Dataset records:
★ ★ ★ ★ ★ ★ ★
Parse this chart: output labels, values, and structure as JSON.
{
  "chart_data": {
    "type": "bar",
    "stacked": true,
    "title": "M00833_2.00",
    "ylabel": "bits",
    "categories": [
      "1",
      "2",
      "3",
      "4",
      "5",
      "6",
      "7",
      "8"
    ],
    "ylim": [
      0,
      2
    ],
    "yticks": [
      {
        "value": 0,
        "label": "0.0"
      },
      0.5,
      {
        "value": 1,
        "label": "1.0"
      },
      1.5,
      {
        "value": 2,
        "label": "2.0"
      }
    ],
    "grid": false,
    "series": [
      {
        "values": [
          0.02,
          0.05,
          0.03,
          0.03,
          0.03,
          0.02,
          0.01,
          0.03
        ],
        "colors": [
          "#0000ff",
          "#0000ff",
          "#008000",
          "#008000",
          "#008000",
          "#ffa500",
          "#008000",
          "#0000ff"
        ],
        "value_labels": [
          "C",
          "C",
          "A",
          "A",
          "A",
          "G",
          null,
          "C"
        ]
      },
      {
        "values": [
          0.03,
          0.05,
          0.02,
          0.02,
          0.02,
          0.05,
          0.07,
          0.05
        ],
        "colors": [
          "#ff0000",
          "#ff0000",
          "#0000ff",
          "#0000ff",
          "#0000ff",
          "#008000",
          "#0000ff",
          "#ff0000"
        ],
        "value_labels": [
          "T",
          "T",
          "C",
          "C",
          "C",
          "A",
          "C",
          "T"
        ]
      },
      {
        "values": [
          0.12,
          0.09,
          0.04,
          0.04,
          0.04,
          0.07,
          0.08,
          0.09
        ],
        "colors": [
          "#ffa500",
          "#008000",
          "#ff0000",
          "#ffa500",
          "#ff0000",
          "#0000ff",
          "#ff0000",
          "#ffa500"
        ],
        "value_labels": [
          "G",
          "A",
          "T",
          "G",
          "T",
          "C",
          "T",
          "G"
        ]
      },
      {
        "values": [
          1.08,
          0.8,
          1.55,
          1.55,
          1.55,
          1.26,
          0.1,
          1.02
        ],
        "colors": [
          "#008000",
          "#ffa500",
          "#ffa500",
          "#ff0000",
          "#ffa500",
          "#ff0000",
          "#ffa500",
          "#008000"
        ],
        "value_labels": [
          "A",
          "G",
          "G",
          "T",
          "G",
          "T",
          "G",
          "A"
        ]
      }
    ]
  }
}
★ ★ ★ ★ ★ ★ ★
Your instructions: Every record above must be duplicated exactly.

Task output:
Parse this chart: output labels, values, and structure as JSON.
{
  "chart_data": {
    "type": "bar",
    "stacked": true,
    "title": "M00833_2.00",
    "ylabel": "bits",
    "categories": [
      "1",
      "2",
      "3",
      "4",
      "5",
      "6",
      "7",
      "8"
    ],
    "ylim": [
      0,
      2
    ],
    "yticks": [
      {
        "value": 0,
        "label": "0.0"
      },
      0.5,
      {
        "value": 1,
        "label": "1.0"
      },
      1.5,
      {
        "value": 2,
        "label": "2.0"
      }
    ],
    "grid": false,
    "series": [
      {
        "values": [
          0.02,
          0.05,
          0.03,
          0.03,
          0.03,
          0.02,
          0.01,
          0.03
        ],
        "colors": [
          "#0000ff",
          "#0000ff",
          "#008000",
          "#008000",
          "#008000",
          "#ffa500",
          "#008000",
          "#0000ff"
        ],
        "value_labels": [
          "C",
          "C",
          "A",
          "A",
          "A",
          "G",
          null,
          "C"
        ]
      },
      {
        "values": [
          0.03,
          0.05,
          0.02,
          0.02,
          0.02,
          0.05,
          0.07,
          0.05
        ],
        "colors": [
          "#ff0000",
          "#ff0000",
          "#0000ff",
          "#0000ff",
          "#0000ff",
          "#008000",
          "#0000ff",
          "#ff0000"
        ],
        "value_labels": [
          "T",
          "T",
          "C",
          "C",
          "C",
          "A",
          "C",
          "T"
        ]
      },
      {
        "values": [
          0.12,
          0.09,
          0.04,
          0.04,
          0.04,
          0.07,
          0.08,
          0.09
        ],
        "colors": [
          "#ffa500",
          "#008000",
          "#ff0000",
          "#ffa500",
          "#ff0000",
          "#0000ff",
          "#ff0000",
          "#ffa500"
        ],
        "value_labels": [
          "G",
          "A",
          "T",
          "G",
          "T",
          "C",
          "T",
          "G"
        ]
      },
      {
        "values": [
          1.08,
          0.8,
          1.55,
          1.55,
          1.55,
          1.26,
          0.1,
          1.02
        ],
        "colors": [
          "#008000",
          "#ffa500",
          "#ffa500",
          "#ff0000",
          "#ffa500",
          "#ff0000",
          "#ffa500",
          "#008000"
        ],
        "value_labels": [
          "A",
          "G",
          "G",
          "T",
          "G",
          "T",
          "G",
          "A"
        ]
      }
    ]
  }
}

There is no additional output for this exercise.